- [Data tied to figure images]:
_ _ _ _ _

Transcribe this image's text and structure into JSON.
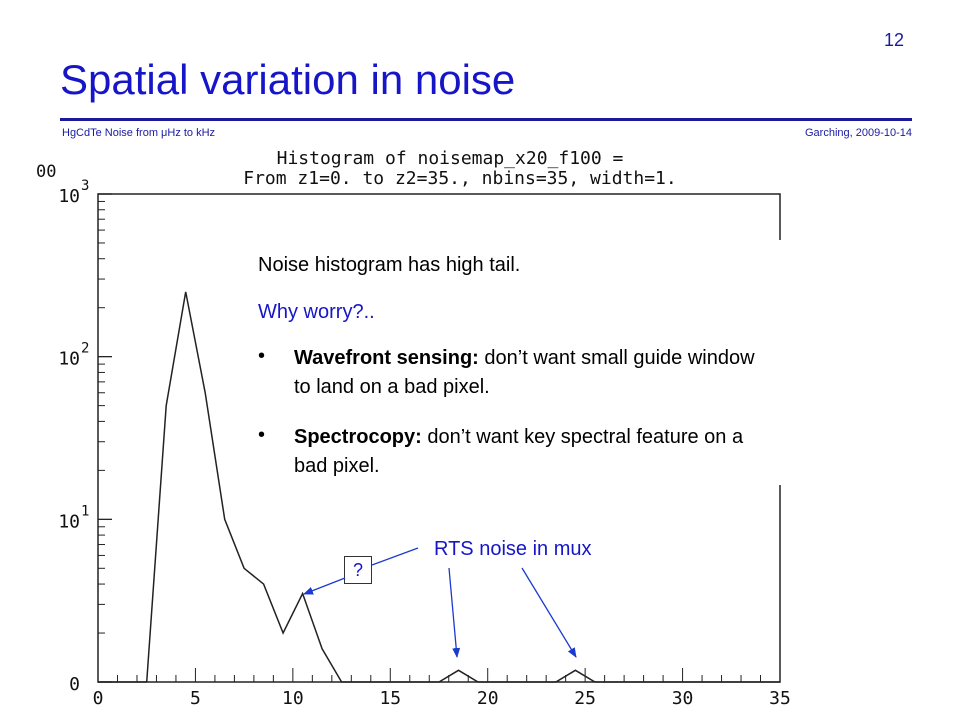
{
  "slide": {
    "page_number": "12",
    "title": "Spatial variation in noise",
    "footer_left": "HgCdTe Noise from μHz to kHz",
    "footer_right": "Garching, 2009-10-14"
  },
  "textbox": {
    "line1": "Noise histogram has high tail.",
    "line2": "Why worry?..",
    "bullet1_bold": "Wavefront sensing:",
    "bullet1_rest": " don’t want small guide window",
    "bullet1_cont": "to land on a bad pixel.",
    "bullet2_bold": "Spectrocopy:",
    "bullet2_rest": "  don’t want key spectral feature on a",
    "bullet2_cont": "bad pixel.",
    "bullet_char": "•"
  },
  "annotations": {
    "question": "?",
    "rts": "RTS noise in mux"
  },
  "colors": {
    "accent": "#1616c8",
    "rule": "#1a1a9a",
    "arrow": "#1a3ad0"
  },
  "chart_data": {
    "type": "line",
    "title_line1": "Histogram of noisemap_x20_f100 =",
    "title_line2": "From z1=0. to z2=35., nbins=35, width=1.",
    "y_scale": "log",
    "xlim": [
      0,
      35
    ],
    "ylim": [
      1,
      1000
    ],
    "x_ticks": [
      "0",
      "5",
      "10",
      "15",
      "20",
      "25",
      "30",
      "35"
    ],
    "y_top_clipped": "00",
    "y_ticks": [
      {
        "base": "10",
        "exp": "3",
        "value": 1000
      },
      {
        "base": "10",
        "exp": "2",
        "value": 100
      },
      {
        "base": "10",
        "exp": "1",
        "value": 10
      },
      {
        "base": "0",
        "exp": "",
        "value": 1
      }
    ],
    "series": [
      {
        "x": [
          2.5,
          3.5,
          4.5,
          5.5,
          6.5,
          7.5,
          8.5,
          9.5,
          10.5,
          11.5,
          12.5,
          17.5,
          18.5,
          19.5,
          23.5,
          24.5,
          25.5
        ],
        "y": [
          1,
          50,
          250,
          60,
          10,
          5,
          4,
          2,
          3.5,
          1.6,
          1,
          1,
          1.18,
          1,
          1,
          1.18,
          1
        ]
      }
    ]
  }
}
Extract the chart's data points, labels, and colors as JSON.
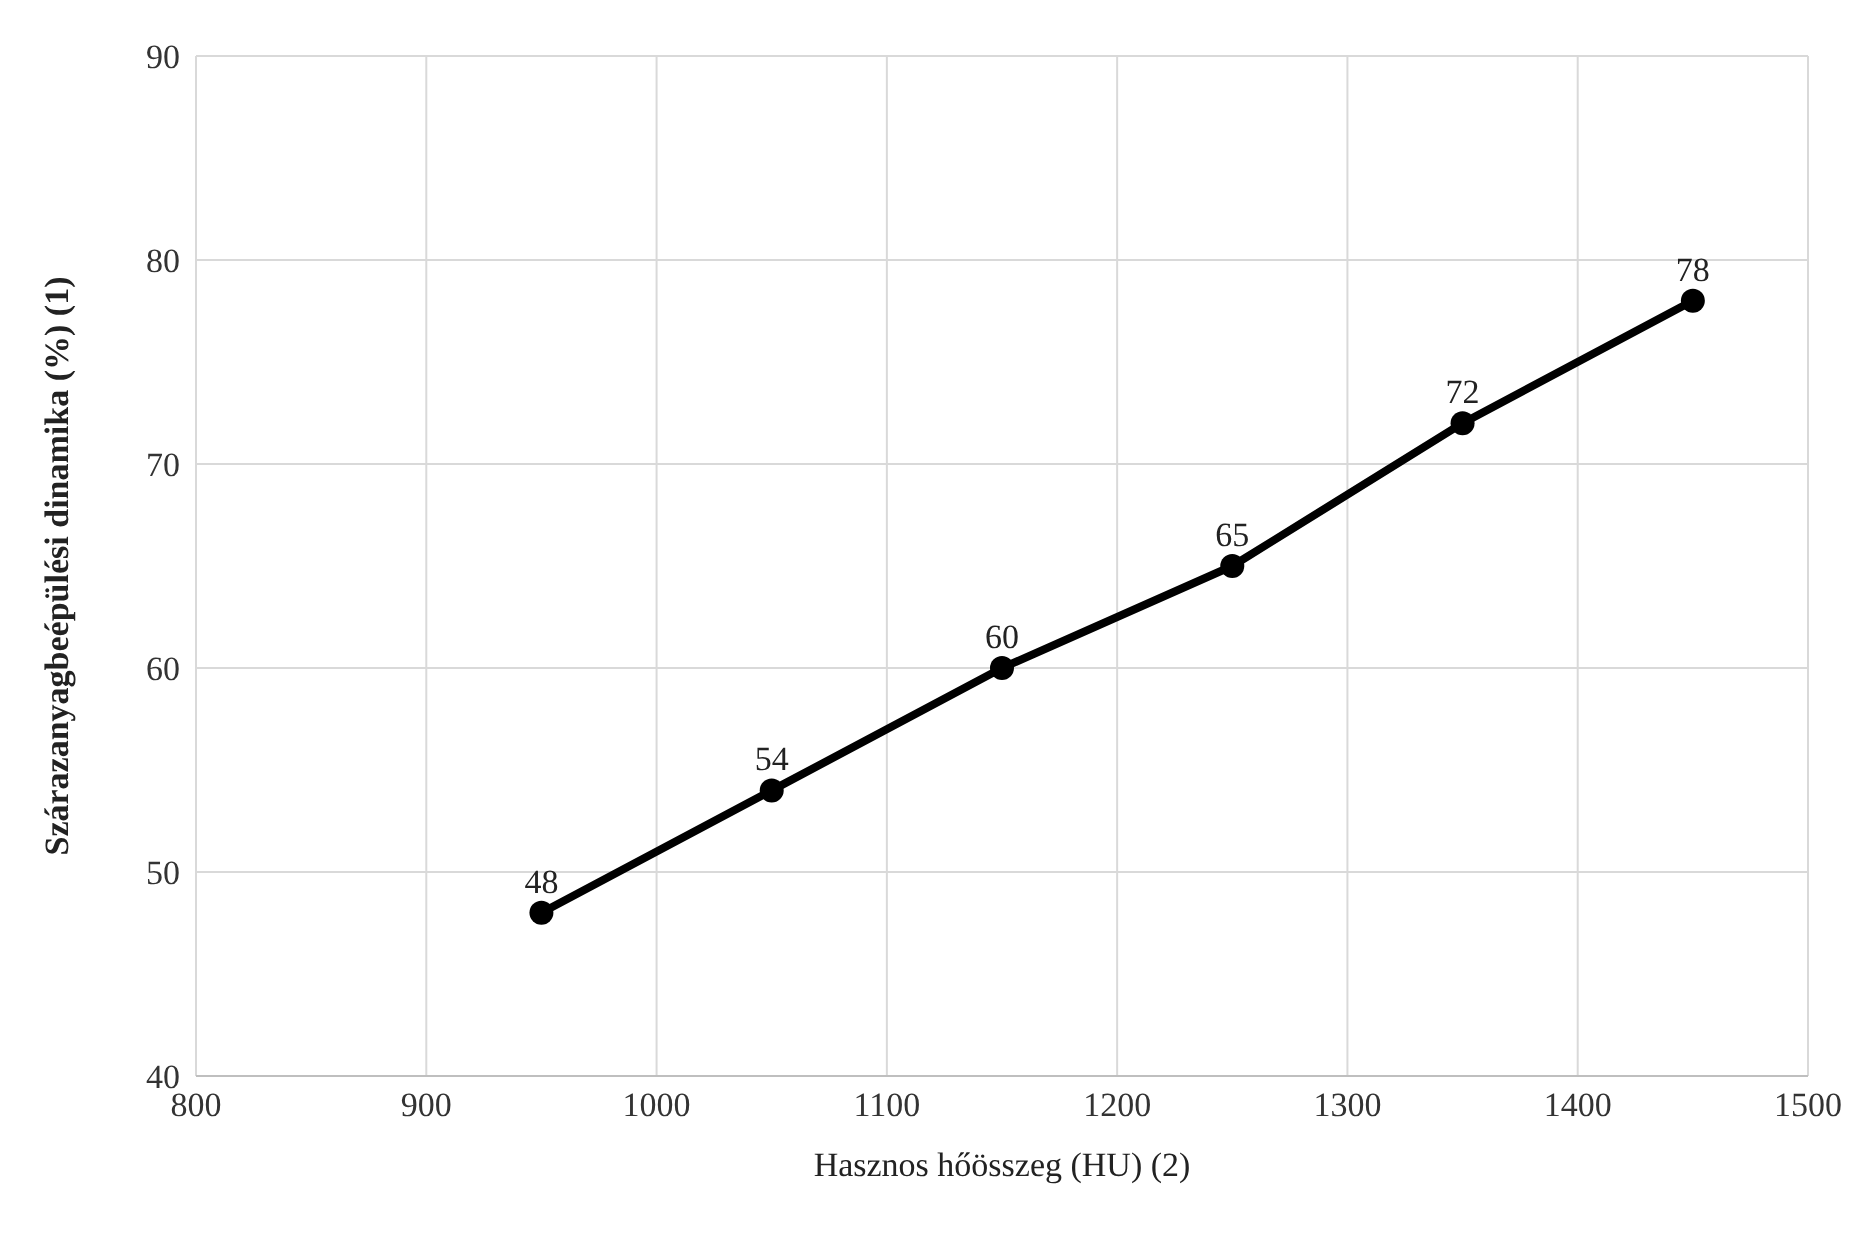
{
  "chart_data": {
    "type": "line",
    "xlabel": "Hasznos hőösszeg (HU) (2)",
    "ylabel": "Szárazanyagbeépülési dinamika (%)  (1)",
    "x": [
      950,
      1050,
      1150,
      1250,
      1350,
      1450
    ],
    "series": [
      {
        "color": "#000000",
        "values": [
          48,
          54,
          60,
          65,
          72,
          78
        ]
      }
    ],
    "xlim": [
      800,
      1500
    ],
    "xticks": [
      800,
      900,
      1000,
      1100,
      1200,
      1300,
      1400,
      1500
    ],
    "ylim": [
      40,
      90
    ],
    "yticks": [
      40,
      50,
      60,
      70,
      80,
      90
    ],
    "grid": true,
    "marker": "circle",
    "line_style": "solid",
    "data_labels": true,
    "legend": false
  }
}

_ _ _ _ _

- [What you are asked to do]: Output exactly the lines from the one containing "Extract the chart's" through the last line of the records above, both included, and leave out the pictures.

- [Exercise result]:
Extract the chart's data points, labels, and colors as JSON.
{
  "chart_data": {
    "type": "line",
    "xlabel": "Hasznos hőösszeg (HU) (2)",
    "ylabel": "Szárazanyagbeépülési dinamika (%)  (1)",
    "x": [
      950,
      1050,
      1150,
      1250,
      1350,
      1450
    ],
    "series": [
      {
        "color": "#000000",
        "values": [
          48,
          54,
          60,
          65,
          72,
          78
        ]
      }
    ],
    "xlim": [
      800,
      1500
    ],
    "xticks": [
      800,
      900,
      1000,
      1100,
      1200,
      1300,
      1400,
      1500
    ],
    "ylim": [
      40,
      90
    ],
    "yticks": [
      40,
      50,
      60,
      70,
      80,
      90
    ],
    "grid": true,
    "marker": "circle",
    "line_style": "solid",
    "data_labels": true,
    "legend": false
  }
}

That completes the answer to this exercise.